In che senso? È ovvio che è illegale e qualcuno può morire, ma quando io prendo un coltello e una mazza e vado per strada apposta per picchiare qualcuno sapendo che anche lui mi aspetta con una mazza e un coltello si ottiene un atto consensuale alla violenza e io non ci vedo niente di male. Quello che mi spaventa, invece, è la violenza dei giorni nostri, che è diventata immune. Un ragazzino davanti a un pc può massacrare la gente con coltelli e fucili. Poi diventa un adulto che paga i contributi, va a votare e chiama questo genere di esperienze virtuali “divertimento”. Invece non è divertimento. La violenza dei videogame è pericolosa perché non ha alcuna conclusione educativa e trasforma la violenza in un fatto normale, quotidiano. Basta guardare ai soldati americani, che vanno in una guerra lontana da casa e una volta lì compiono misfatti vergognosi. Perché quando ammazzi una persona lo devi fare con rispetto, chiunque sia, non si può riderne o mettere il video su youtube come è successo in questi anni. A me fa più paura questo tipo di violenza.
Secondo te il film riesce a passare questo messaggio sulla violenza?Sì, assolutamente, perché è la stessa impostazione etica di Gabriele, che non sarebbe capace di fare un film violento fine a se stesso.

## COMPITI
• 1. Riporta senza alcuna modifica le righe dei dati mostrati, dalla prima riga fino alla riga che contiene "okpo-value: 1234567890 xyxy=(898,201,940,210)", inclusa.
• 2. Prosegui l'articolo sulla violenza a partire dalla sua ultima frase.

## DATI MOSTRATI
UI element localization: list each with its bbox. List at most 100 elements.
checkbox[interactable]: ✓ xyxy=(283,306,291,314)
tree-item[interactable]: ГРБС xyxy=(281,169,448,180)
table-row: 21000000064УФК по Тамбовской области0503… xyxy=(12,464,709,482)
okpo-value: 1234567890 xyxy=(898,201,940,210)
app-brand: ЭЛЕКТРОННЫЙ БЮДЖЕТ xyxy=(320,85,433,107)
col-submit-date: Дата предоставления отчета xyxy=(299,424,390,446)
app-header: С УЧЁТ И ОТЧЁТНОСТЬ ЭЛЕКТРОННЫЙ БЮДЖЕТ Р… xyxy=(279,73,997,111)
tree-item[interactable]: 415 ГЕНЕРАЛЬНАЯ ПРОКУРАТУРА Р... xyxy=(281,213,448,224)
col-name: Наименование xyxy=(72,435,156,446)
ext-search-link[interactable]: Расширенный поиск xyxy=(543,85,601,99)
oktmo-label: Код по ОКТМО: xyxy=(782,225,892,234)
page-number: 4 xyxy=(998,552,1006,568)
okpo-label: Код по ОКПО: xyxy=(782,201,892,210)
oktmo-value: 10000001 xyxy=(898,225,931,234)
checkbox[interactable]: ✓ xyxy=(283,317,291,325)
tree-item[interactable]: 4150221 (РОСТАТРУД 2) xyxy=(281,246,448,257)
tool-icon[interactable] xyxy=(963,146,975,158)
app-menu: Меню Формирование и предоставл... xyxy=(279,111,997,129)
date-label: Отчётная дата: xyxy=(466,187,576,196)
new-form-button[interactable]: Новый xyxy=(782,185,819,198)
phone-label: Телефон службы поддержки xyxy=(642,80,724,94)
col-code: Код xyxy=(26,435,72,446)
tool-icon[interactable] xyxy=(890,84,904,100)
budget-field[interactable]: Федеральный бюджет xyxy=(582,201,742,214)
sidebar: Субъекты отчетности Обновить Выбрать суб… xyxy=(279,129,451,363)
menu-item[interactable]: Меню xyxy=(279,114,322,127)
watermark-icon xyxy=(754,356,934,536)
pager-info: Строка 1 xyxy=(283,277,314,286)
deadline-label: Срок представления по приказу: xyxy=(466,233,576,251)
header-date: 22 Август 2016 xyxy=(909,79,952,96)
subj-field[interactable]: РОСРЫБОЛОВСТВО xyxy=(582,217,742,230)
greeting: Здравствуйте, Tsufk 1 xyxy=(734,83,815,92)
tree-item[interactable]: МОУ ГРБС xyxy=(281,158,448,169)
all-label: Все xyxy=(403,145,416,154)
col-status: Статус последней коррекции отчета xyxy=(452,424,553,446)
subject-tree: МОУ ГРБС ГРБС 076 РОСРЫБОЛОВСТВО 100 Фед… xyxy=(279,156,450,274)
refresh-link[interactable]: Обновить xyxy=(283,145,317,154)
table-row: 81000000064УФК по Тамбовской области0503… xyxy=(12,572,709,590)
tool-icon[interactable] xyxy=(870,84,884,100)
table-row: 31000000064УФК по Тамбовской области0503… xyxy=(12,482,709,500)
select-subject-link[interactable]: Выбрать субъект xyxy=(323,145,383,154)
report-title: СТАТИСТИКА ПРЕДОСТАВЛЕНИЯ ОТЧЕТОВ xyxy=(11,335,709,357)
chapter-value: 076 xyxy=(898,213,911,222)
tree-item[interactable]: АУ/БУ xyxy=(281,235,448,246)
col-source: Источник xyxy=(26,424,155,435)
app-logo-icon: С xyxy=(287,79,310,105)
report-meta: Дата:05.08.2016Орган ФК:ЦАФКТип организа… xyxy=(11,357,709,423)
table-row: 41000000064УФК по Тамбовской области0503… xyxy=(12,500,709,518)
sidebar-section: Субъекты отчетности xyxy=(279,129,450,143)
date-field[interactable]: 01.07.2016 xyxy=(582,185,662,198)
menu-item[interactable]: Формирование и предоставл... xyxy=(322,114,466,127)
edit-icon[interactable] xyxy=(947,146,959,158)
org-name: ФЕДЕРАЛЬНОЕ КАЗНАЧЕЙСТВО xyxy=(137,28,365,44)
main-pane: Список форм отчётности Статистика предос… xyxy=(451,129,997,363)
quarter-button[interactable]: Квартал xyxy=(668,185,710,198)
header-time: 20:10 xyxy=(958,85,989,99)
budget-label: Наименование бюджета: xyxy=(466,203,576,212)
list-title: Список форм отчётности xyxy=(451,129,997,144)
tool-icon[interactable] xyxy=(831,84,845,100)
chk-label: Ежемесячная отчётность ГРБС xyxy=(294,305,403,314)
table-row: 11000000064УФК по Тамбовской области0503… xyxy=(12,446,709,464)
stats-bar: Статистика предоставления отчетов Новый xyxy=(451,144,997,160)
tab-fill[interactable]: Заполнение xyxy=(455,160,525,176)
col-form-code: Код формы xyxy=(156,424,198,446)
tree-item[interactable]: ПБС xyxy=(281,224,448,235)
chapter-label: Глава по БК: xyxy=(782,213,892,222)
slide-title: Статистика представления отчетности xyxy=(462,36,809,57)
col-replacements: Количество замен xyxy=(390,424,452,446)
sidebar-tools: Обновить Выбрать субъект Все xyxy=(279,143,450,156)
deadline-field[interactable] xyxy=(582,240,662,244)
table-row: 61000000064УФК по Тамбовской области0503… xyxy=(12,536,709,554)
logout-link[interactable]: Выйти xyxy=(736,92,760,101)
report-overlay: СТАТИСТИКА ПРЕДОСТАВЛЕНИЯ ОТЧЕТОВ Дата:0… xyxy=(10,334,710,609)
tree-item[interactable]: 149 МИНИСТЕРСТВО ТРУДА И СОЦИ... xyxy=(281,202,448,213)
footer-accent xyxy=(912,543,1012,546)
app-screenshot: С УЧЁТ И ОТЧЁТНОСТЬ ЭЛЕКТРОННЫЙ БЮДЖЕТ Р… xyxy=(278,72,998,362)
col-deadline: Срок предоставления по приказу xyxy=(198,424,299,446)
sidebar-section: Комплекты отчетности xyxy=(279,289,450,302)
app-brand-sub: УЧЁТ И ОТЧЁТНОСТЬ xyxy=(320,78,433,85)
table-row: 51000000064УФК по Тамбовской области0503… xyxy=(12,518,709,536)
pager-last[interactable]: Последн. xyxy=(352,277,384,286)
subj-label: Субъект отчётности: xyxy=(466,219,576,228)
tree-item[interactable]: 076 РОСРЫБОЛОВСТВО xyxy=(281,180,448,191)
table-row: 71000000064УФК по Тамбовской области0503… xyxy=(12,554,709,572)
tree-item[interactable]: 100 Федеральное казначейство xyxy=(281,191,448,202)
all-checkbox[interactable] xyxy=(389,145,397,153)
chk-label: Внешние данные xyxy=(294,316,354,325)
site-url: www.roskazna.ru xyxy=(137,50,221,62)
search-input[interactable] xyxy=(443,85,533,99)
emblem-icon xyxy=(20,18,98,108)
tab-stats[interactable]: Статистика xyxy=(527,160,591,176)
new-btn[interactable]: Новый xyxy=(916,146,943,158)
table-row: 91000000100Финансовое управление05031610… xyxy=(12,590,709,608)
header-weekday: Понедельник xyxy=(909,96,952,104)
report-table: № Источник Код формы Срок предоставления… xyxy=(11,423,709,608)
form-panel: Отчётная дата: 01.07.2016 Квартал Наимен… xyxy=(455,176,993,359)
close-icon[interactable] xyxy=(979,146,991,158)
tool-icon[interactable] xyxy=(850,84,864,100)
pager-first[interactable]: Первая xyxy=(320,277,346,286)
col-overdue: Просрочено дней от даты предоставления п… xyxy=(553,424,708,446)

## RISULTATI ATTESI
• 1.
UI element localization: list each with its bbox. List at most 100 elements.
checkbox[interactable]: ✓ xyxy=(283,306,291,314)
tree-item[interactable]: ГРБС xyxy=(281,169,448,180)
table-row: 21000000064УФК по Тамбовской области0503… xyxy=(12,464,709,482)
okpo-value: 1234567890 xyxy=(898,201,940,210)

• 2.
Che cosa hai imparato tu da questa esperienza?Tantissimo! Sia per quanto riguarda la scrittura sia per la relazioni tra i generi espressivi. Ho capito che non si può giudicare un film tratto da un libro partendo da quel libro, dal grado di rispetto che il regista ha avuto nei confronti della parola scritta. È un modo di ragionare molto superficiale, perché il cinema è tutta un’altra cosa dalla letteratura. Basta pensare che in 120 minuti non è possibile narrare le stesse cose raccontate in 300 pagine di un libro. All’inizio ero prevenuto perché molti scrittori mi avevano messo in guardia da questa esperienza, mi avevano detto che mi avrebbero stravolto il libro e la mia scrittura. Invece il cinema è qualcosa di così diverso che se decidi di vendere i diritti, devi accettare il fatto che stai creando altro. Bisogna essere generosi.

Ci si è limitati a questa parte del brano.